To do: In the entries, find all lines that hold the word "Édition" and copy them.

Data for processing:
>>

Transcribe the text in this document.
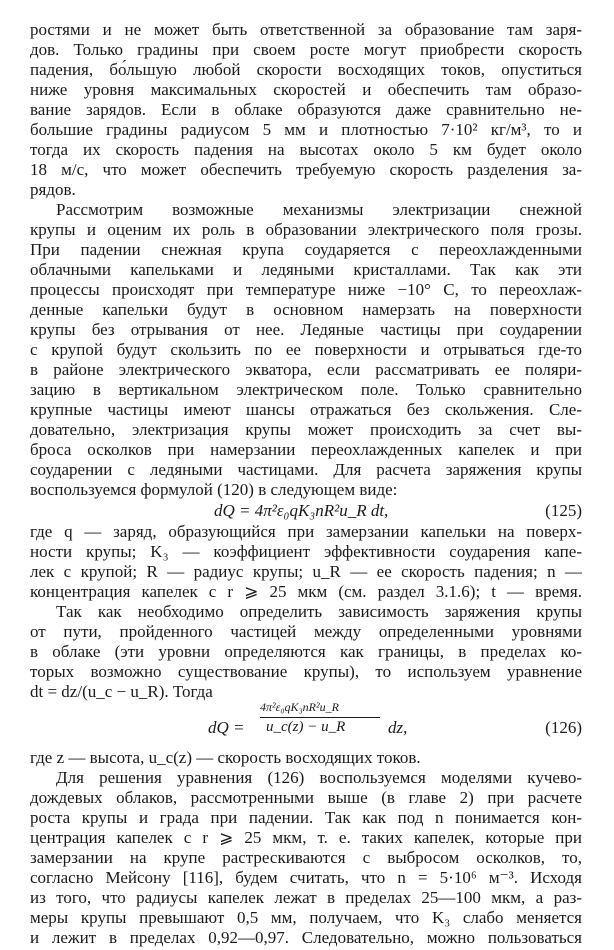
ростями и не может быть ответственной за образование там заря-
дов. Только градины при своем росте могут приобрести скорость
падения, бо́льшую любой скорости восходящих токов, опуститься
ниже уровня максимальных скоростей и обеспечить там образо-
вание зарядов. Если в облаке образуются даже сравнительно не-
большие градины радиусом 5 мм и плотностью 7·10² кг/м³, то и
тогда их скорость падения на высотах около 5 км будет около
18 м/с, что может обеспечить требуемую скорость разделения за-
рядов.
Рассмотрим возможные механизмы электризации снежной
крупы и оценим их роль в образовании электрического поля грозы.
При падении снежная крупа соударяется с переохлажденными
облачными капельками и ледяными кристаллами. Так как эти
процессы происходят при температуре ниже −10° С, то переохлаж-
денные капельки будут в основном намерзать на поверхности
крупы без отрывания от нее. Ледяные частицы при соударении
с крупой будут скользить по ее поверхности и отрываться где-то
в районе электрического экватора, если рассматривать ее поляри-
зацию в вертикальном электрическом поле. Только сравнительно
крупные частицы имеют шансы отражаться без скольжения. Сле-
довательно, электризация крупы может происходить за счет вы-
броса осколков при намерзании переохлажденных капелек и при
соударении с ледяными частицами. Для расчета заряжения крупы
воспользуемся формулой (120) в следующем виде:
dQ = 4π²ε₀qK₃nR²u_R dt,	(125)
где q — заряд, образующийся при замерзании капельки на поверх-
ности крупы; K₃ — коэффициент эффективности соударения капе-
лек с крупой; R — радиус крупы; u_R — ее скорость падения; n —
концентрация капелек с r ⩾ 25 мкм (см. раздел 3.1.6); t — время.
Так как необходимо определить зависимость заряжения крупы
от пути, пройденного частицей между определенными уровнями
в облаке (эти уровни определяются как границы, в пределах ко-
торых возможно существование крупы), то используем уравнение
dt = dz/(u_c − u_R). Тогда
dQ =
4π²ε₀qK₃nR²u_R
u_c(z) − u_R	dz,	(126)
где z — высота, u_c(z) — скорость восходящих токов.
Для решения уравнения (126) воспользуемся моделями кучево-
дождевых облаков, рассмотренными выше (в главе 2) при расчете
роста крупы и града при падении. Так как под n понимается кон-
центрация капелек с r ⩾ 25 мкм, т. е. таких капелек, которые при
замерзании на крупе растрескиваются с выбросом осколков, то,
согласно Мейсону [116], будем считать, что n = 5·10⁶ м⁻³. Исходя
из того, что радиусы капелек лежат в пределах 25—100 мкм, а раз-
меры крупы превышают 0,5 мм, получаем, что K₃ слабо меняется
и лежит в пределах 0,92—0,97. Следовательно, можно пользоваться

<<
>>

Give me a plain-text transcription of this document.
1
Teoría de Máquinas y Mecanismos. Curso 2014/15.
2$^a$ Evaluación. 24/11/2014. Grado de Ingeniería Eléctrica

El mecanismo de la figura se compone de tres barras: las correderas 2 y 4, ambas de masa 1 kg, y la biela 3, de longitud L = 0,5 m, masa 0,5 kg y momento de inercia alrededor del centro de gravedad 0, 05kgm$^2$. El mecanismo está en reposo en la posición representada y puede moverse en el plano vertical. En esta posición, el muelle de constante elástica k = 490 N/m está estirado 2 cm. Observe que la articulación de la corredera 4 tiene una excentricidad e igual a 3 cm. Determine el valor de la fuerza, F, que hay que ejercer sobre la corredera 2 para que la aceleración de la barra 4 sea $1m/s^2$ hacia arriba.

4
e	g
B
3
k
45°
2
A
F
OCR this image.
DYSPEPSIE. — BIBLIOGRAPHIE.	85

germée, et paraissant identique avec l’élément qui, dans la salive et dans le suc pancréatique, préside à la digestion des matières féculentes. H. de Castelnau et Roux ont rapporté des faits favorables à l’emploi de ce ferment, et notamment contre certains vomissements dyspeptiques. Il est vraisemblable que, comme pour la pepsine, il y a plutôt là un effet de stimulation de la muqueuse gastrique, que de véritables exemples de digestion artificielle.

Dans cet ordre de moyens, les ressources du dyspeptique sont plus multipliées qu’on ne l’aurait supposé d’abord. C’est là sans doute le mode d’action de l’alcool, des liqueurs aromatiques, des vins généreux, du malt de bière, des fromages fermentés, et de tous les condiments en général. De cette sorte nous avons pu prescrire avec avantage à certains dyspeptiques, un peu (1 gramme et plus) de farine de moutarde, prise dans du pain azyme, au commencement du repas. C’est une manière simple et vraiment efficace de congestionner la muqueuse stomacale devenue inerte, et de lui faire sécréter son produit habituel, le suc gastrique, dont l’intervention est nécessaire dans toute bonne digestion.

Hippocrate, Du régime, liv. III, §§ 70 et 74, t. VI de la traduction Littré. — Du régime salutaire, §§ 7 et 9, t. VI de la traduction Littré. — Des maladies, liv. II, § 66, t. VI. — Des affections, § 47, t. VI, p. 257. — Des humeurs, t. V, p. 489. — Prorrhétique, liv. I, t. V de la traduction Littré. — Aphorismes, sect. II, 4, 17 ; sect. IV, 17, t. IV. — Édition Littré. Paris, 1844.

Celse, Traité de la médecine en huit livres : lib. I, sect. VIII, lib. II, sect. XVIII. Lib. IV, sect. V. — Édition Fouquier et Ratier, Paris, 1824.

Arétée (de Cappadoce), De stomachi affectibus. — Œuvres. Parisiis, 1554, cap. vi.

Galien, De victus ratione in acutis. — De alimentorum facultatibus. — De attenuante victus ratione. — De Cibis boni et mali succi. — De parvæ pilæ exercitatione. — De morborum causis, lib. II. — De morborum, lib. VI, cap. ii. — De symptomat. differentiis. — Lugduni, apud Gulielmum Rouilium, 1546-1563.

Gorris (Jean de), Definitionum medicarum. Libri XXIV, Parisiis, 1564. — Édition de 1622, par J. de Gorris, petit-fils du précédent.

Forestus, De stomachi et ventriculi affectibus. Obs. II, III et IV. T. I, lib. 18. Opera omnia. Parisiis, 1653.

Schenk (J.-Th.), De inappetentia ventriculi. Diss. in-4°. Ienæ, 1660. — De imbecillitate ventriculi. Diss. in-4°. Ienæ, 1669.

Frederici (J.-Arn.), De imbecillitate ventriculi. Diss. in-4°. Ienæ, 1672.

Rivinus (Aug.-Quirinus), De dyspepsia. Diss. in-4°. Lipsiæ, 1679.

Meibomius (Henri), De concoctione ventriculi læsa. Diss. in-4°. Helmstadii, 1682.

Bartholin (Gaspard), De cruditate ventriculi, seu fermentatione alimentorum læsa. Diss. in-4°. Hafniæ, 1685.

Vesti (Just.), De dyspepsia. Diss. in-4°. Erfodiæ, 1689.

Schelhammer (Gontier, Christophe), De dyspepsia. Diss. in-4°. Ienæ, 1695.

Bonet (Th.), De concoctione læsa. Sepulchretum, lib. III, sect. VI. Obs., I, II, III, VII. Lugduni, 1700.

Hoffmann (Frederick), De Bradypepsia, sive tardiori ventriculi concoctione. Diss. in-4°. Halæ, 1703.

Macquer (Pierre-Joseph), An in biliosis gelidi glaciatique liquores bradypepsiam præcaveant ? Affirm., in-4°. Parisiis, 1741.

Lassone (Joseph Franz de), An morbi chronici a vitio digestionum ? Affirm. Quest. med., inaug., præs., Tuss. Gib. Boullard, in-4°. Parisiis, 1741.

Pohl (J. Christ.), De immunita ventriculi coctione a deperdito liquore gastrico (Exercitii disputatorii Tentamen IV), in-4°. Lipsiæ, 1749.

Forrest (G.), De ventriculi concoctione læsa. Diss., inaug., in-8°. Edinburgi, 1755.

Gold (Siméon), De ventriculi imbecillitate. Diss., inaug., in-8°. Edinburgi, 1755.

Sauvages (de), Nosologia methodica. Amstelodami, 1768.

<<
>>

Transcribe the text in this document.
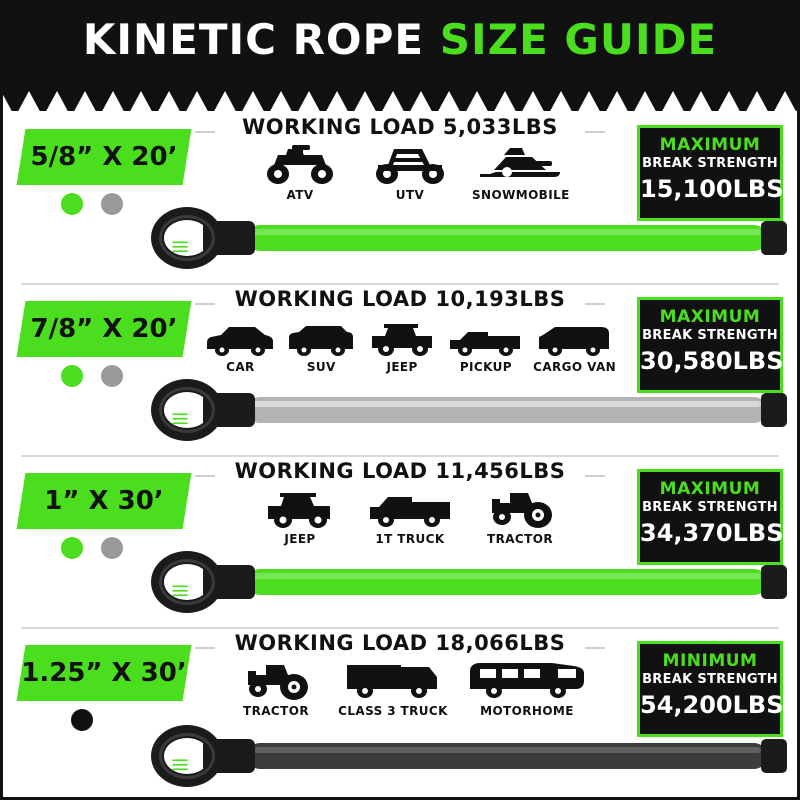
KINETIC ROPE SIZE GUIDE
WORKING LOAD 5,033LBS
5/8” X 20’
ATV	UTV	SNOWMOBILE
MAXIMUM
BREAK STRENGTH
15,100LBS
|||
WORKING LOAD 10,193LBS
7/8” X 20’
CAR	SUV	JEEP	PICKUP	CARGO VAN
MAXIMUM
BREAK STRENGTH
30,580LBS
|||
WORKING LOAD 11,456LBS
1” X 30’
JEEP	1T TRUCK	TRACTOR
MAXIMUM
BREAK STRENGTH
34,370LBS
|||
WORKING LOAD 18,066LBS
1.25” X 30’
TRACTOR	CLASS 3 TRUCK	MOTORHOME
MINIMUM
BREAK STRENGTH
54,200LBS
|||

<<

Answer to the task:
Hippocrate, Du régime, liv. III, §§ 70 et 74, t. VI de la traduction Littré. — Du régime salutaire, §§ 7 et 9, t. VI de la traduction Littré. — Des maladies, liv. II, § 66, t. VI. — Des affections, § 47, t. VI, p. 257. — Des humeurs, t. V, p. 489. — Prorrhétique, liv. I, t. V de la traduction Littré. — Aphorismes, sect. II, 4, 17 ; sect. IV, 17, t. IV. — Édition Littré. Paris, 1844.
Celse, Traité de la médecine en huit livres : lib. I, sect. VIII, lib. II, sect. XVIII. Lib. IV, sect. V. — Édition Fouquier et Ratier, Paris, 1824.
Gorris (Jean de), Definitionum medicarum. Libri XXIV, Parisiis, 1564. — Édition de 1622, par J. de Gorris, petit-fils du précédent.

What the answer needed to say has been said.